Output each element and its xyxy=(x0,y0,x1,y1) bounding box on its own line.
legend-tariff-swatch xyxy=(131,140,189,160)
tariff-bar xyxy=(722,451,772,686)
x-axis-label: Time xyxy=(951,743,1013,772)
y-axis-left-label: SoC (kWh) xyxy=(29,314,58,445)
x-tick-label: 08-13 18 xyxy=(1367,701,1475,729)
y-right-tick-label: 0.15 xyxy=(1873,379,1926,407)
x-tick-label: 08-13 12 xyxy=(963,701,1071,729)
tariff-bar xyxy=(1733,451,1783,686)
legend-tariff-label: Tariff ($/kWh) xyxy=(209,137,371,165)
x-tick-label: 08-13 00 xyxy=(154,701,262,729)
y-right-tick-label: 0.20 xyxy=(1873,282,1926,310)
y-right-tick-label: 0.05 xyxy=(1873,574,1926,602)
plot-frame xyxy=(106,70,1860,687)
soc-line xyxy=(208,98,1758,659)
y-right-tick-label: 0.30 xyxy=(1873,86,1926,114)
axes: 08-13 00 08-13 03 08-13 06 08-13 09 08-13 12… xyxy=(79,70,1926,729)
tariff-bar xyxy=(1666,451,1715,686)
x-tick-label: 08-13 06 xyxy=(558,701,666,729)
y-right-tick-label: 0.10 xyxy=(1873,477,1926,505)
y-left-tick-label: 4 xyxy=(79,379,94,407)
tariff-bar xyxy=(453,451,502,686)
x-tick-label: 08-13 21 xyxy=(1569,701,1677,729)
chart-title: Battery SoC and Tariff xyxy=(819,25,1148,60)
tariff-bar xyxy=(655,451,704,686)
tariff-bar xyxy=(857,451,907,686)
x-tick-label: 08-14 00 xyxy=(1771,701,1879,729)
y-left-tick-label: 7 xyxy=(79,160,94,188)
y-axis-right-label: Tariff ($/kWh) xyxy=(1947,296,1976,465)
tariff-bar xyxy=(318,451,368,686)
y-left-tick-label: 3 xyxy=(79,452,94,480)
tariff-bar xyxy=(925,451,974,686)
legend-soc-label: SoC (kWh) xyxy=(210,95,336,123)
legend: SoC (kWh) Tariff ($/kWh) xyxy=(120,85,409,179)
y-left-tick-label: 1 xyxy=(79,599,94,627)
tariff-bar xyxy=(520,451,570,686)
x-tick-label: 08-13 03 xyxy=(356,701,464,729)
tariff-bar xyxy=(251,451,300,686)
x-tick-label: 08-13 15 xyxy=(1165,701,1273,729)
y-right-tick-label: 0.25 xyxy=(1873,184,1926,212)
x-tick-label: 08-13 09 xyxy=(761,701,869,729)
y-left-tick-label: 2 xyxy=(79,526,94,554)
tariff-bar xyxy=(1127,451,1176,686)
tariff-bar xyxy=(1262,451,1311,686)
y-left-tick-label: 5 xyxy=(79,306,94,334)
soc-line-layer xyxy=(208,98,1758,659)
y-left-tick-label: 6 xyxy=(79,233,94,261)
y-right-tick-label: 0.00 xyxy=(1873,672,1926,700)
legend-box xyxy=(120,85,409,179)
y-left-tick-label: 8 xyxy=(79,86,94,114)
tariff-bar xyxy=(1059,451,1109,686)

- [GOAL OF THE EXERCISE]:
Switch every "tariff-bar" in the material above to "price-bar" and reproduce all the lines with nothing else changed.

- [RESPONSE]:
Output each element and its xyxy=(x0,y0,x1,y1) bounding box on its own line.
legend-tariff-swatch xyxy=(131,140,189,160)
price-bar xyxy=(722,451,772,686)
x-axis-label: Time xyxy=(951,743,1013,772)
y-axis-left-label: SoC (kWh) xyxy=(29,314,58,445)
x-tick-label: 08-13 18 xyxy=(1367,701,1475,729)
y-right-tick-label: 0.15 xyxy=(1873,379,1926,407)
x-tick-label: 08-13 12 xyxy=(963,701,1071,729)
price-bar xyxy=(1733,451,1783,686)
legend-tariff-label: Tariff ($/kWh) xyxy=(209,137,371,165)
x-tick-label: 08-13 00 xyxy=(154,701,262,729)
y-right-tick-label: 0.20 xyxy=(1873,282,1926,310)
y-right-tick-label: 0.05 xyxy=(1873,574,1926,602)
plot-frame xyxy=(106,70,1860,687)
soc-line xyxy=(208,98,1758,659)
y-right-tick-label: 0.30 xyxy=(1873,86,1926,114)
axes: 08-13 00 08-13 03 08-13 06 08-13 09 08-13 12… xyxy=(79,70,1926,729)
price-bar xyxy=(1666,451,1715,686)
x-tick-label: 08-13 06 xyxy=(558,701,666,729)
y-right-tick-label: 0.10 xyxy=(1873,477,1926,505)
y-left-tick-label: 4 xyxy=(79,379,94,407)
price-bar xyxy=(453,451,502,686)
x-tick-label: 08-13 21 xyxy=(1569,701,1677,729)
chart-title: Battery SoC and Tariff xyxy=(819,25,1148,60)
price-bar xyxy=(655,451,704,686)
price-bar xyxy=(857,451,907,686)
x-tick-label: 08-14 00 xyxy=(1771,701,1879,729)
y-left-tick-label: 7 xyxy=(79,160,94,188)
y-axis-right-label: Tariff ($/kWh) xyxy=(1947,296,1976,465)
price-bar xyxy=(318,451,368,686)
y-left-tick-label: 3 xyxy=(79,452,94,480)
price-bar xyxy=(925,451,974,686)
legend-soc-label: SoC (kWh) xyxy=(210,95,336,123)
legend: SoC (kWh) Tariff ($/kWh) xyxy=(120,85,409,179)
y-left-tick-label: 1 xyxy=(79,599,94,627)
price-bar xyxy=(520,451,570,686)
x-tick-label: 08-13 03 xyxy=(356,701,464,729)
price-bar xyxy=(251,451,300,686)
x-tick-label: 08-13 15 xyxy=(1165,701,1273,729)
y-right-tick-label: 0.25 xyxy=(1873,184,1926,212)
x-tick-label: 08-13 09 xyxy=(761,701,869,729)
y-left-tick-label: 2 xyxy=(79,526,94,554)
price-bar xyxy=(1127,451,1176,686)
price-bar xyxy=(1262,451,1311,686)
y-left-tick-label: 5 xyxy=(79,306,94,334)
soc-line-layer xyxy=(208,98,1758,659)
y-left-tick-label: 6 xyxy=(79,233,94,261)
y-right-tick-label: 0.00 xyxy=(1873,672,1926,700)
legend-box xyxy=(120,85,409,179)
y-left-tick-label: 8 xyxy=(79,86,94,114)
price-bar xyxy=(1059,451,1109,686)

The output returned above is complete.